■ TAREFAS
1 – Diga se cada afirmação concorda com o trecho do texto, respondendo sim ou não e citando as palavras do texto que decidem a resposta: (a) o homem que chorava estava numa igreja do bairro Bom Fim; (b) quem narra segue uma religião; (c) o homem estava sentado num banco central.
2 – Reescreva o trecho do texto começando em "sexta-feira, 15 de" e seguindo até "junto ao coração.", com "fantasma" no lugar de "monstro".

Translate

sexta-feira, 15 de novembro de 2013

Esculpidos pela vida




 
Imagem: A criação de Adão, Michelangelo
Sempre que passo em frente de alguma igreja, vasculho com o olhar o que tem lá dentro, como tudo está organizado e me vem uma sensação mística quase incontrolável, o desejo da redenção, seja pelo que for, o mínimo pecado imaginado pela gente, mas que está lá, acompanhando a vontade como um monstro irreconhecível, em destroços.


Tenho minhas crenças, meus dias em que acredito, e, outros, que nem sei como existir – às vezes mergulho em fantasias que crio, em devaneios poéticos, escrevo textos que alguém se identifica, ou não se dá por total satisfação; isto cada vez mais me dá um impulso para revolucionar algo dentro de mim; é uma espécie de vício olhar, perscrutar, observar ao longe, tentar sentir o que está exposto, até mesmo a pele encharcada do homem que pulsa junto ao coração.


Numa das minhas incursões pelas ruas de Porto Alegre, vi um homem chorando, conversando consigo dentro de uma igreja, a do Divino Espírito Santo, no bairro Bom Fim. Para muitos que olhasse para ele veria uma pessoa invadida pela loucura, veria seu momento mais fraco; ele perambulava dentro de si e não tinha explicação, buscava um encontro, acho que nem sabia com quem, talvez tivesse perdido algo, ou talvez até aquele momento nunca encontrou nada à sua altura. Ele estava sentado num banco lateral, e, acima da sua cabeça, estava narrada em detalhes minúsculos a Via Sacra de Cristo; era seu caminho entrecortado de pessoas que acreditaram e das que subjugaram sua força, como se ali dentro não existisse algum resquício de humano.


Em outras ocasiões vi pessoas em estados quase esquizofrênicos, como fala a literatura científica. Logo sinto um nó na garganta enlaçando a alma que trago – é que minha alma é mutável, dependendo da situação, ela se alastra pelo chão até encontrar seu outro pedaço. Tenho um recanto espiritual que não necessita de explicações nestes momentos, ele se encontra no lugar ideal, na hora certa, no ritmo perfeito. Sabe tirar de mim, com toda força, a essência da ação e o submundo da reação, independente das minhas escolhas religiosas, que não as tenho, não sigo religiões, mas me interesso pela simbologia, as histórias, o substrato, o Deus contido em todas elas, que se divide, abstrai, mas está, um só, no imaterial e material de todos os homens.

■ DADOS EXTRAÍDOS
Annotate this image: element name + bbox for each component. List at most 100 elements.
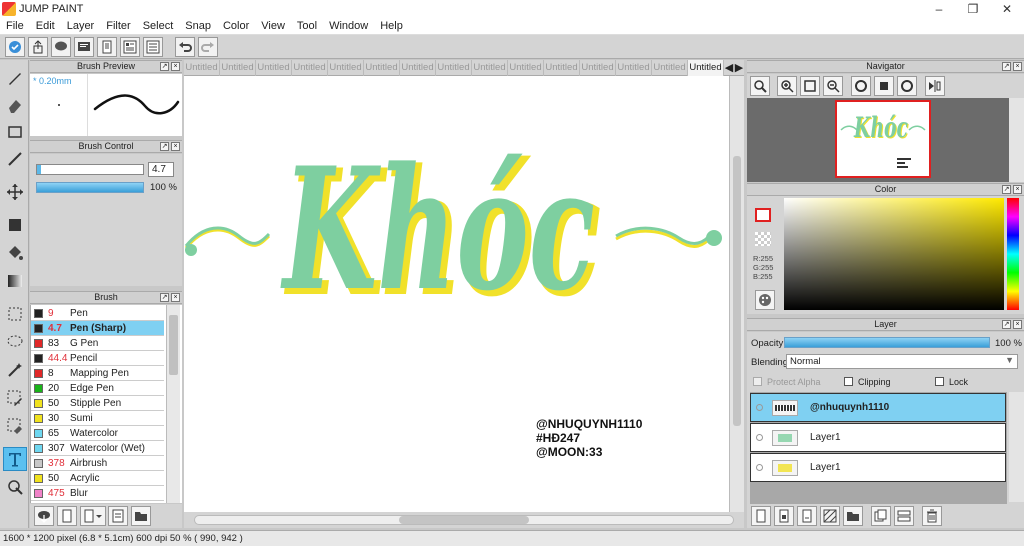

...

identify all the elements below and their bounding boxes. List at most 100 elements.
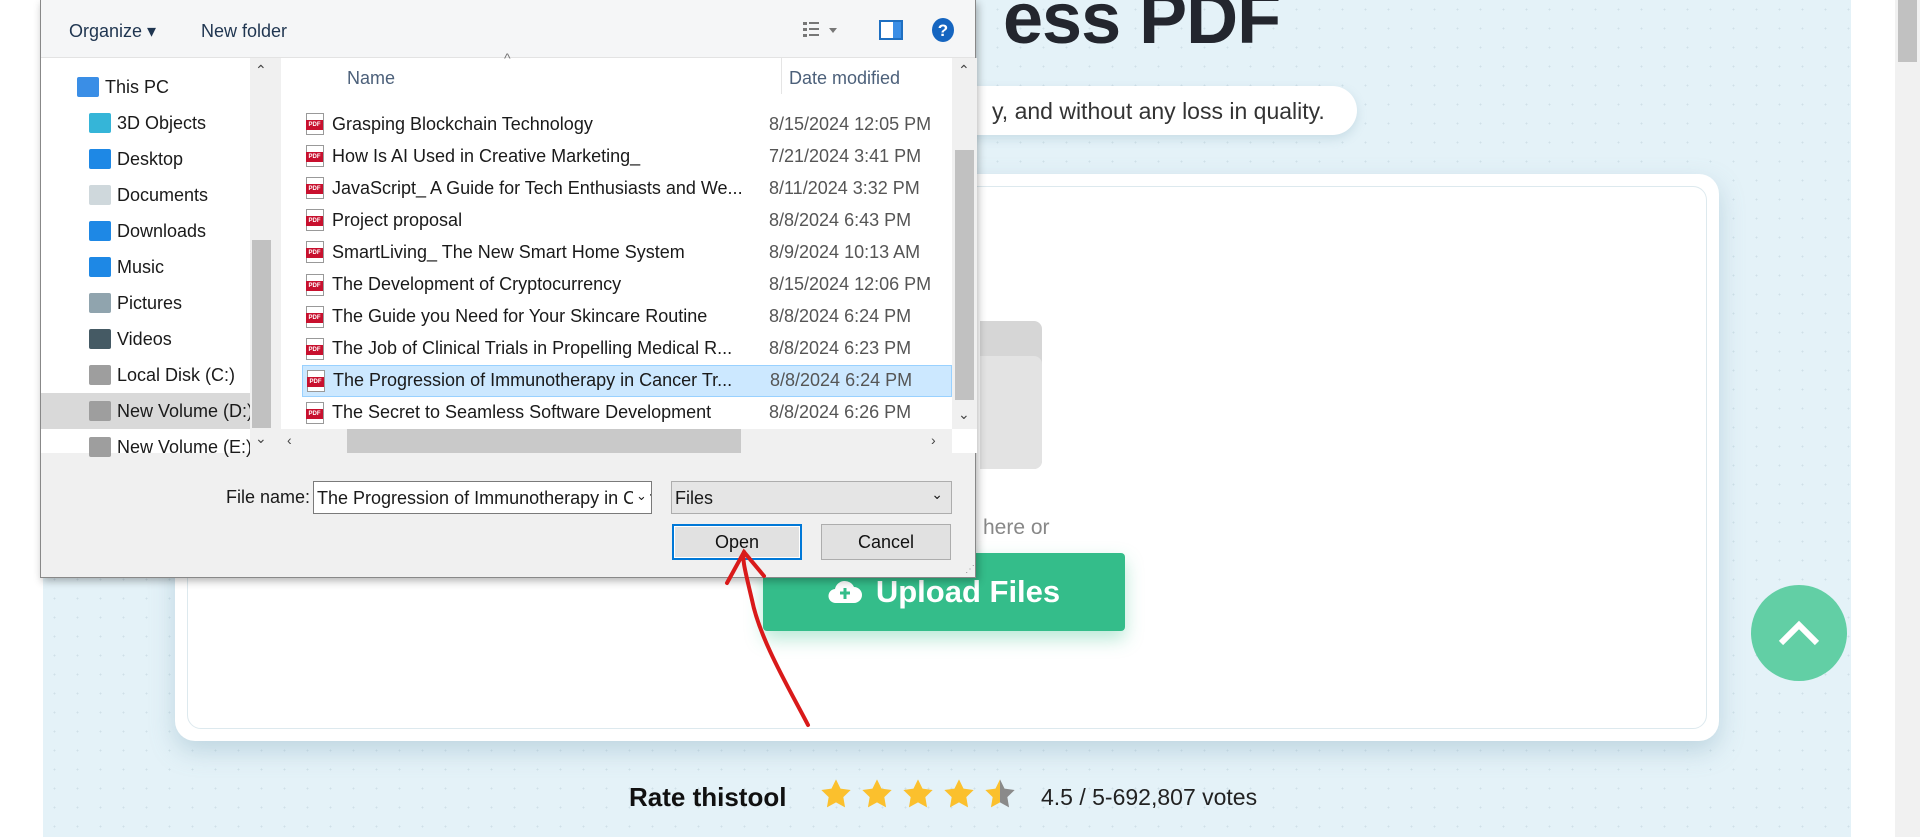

■ RESPOSTAS ABAIXO
1 –
(a) Sim: "a do Divino Espírito Santo, no bairro Bom Fim"
(b) Não: "não sigo religiões"
(c) Não: "Ele estava sentado num banco lateral"

2 –
sexta-feira, 15 de novembro de 2013

Esculpidos pela vida




 
Imagem: A criação de Adão, Michelangelo
Sempre que passo em frente de alguma igreja, vasculho com o olhar o que tem lá dentro, como tudo está organizado e me vem uma sensação mística quase incontrolável, o desejo da redenção, seja pelo que for, o mínimo pecado imaginado pela gente, mas que está lá, acompanhando a vontade como um fantasma irreconhecível, em destroços.


Tenho minhas crenças, meus dias em que acredito, e, outros, que nem sei como existir – às vezes mergulho em fantasias que crio, em devaneios poéticos, escrevo textos que alguém se identifica, ou não se dá por total satisfação; isto cada vez mais me dá um impulso para revolucionar algo dentro de mim; é uma espécie de vício olhar, perscrutar, observar ao longe, tentar sentir o que está exposto, até mesmo a pele encharcada do homem que pulsa junto ao coração.